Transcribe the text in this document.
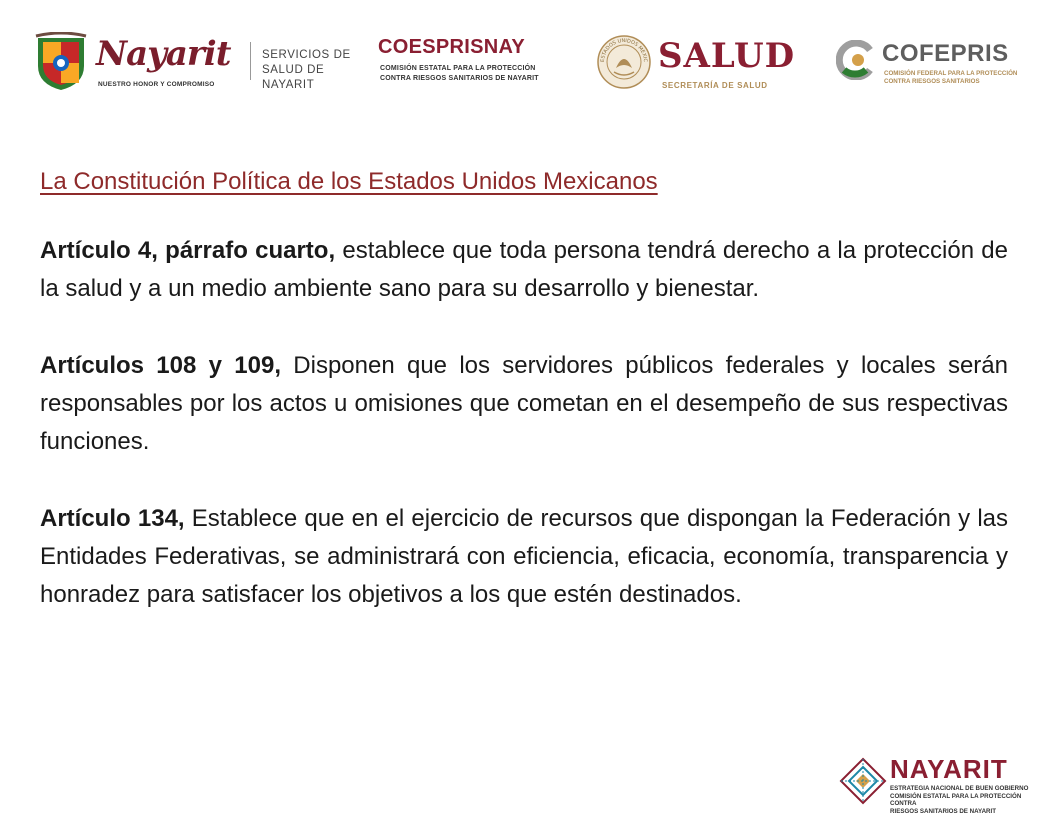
Nayarit
NUESTRO HONOR Y COMPROMISO
SERVICIOS DE
SALUD DE NAYARIT
COESPRISNAY
COMISIÓN ESTATAL PARA LA PROTECCIÓN
CONTRA RIESGOS SANITARIOS DE NAYARIT
ESTADOS UNIDOS MEXIC SALUD
SECRETARÍA DE SALUD
COFEPRIS
COMISIÓN FEDERAL PARA LA PROTECCIÓN
CONTRA RIESGOS SANITARIOS
La Constitución Política de los Estados Unidos Mexicanos

Artículo 4, párrafo cuarto, establece que toda persona tendrá derecho a la protección de la salud y a un medio ambiente sano para su desarrollo y bienestar.

Artículos 108 y 109, Disponen que los servidores públicos federales y locales serán responsables por los actos u omisiones que cometan en el desempeño de sus respectivas funciones.

Artículo 134, Establece que en el ejercicio de recursos que dispongan la Federación y las Entidades Federativas, se administrará con eficiencia, eficacia, economía, transparencia y honradez para satisfacer los objetivos a los que estén destinados.

NAYARIT
ESTRATEGIA NACIONAL DE BUEN GOBIERNO
COMISIÓN ESTATAL PARA LA PROTECCIÓN CONTRA
RIESGOS SANITARIOS DE NAYARIT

----------------

PROBLEM TO SOLVE:
Collect the lines that hold "RIESGOS".

THE COMPLETED TASK:
CONTRA RIESGOS SANITARIOS DE NAYARIT
CONTRA RIESGOS SANITARIOS
RIESGOS SANITARIOS DE NAYARIT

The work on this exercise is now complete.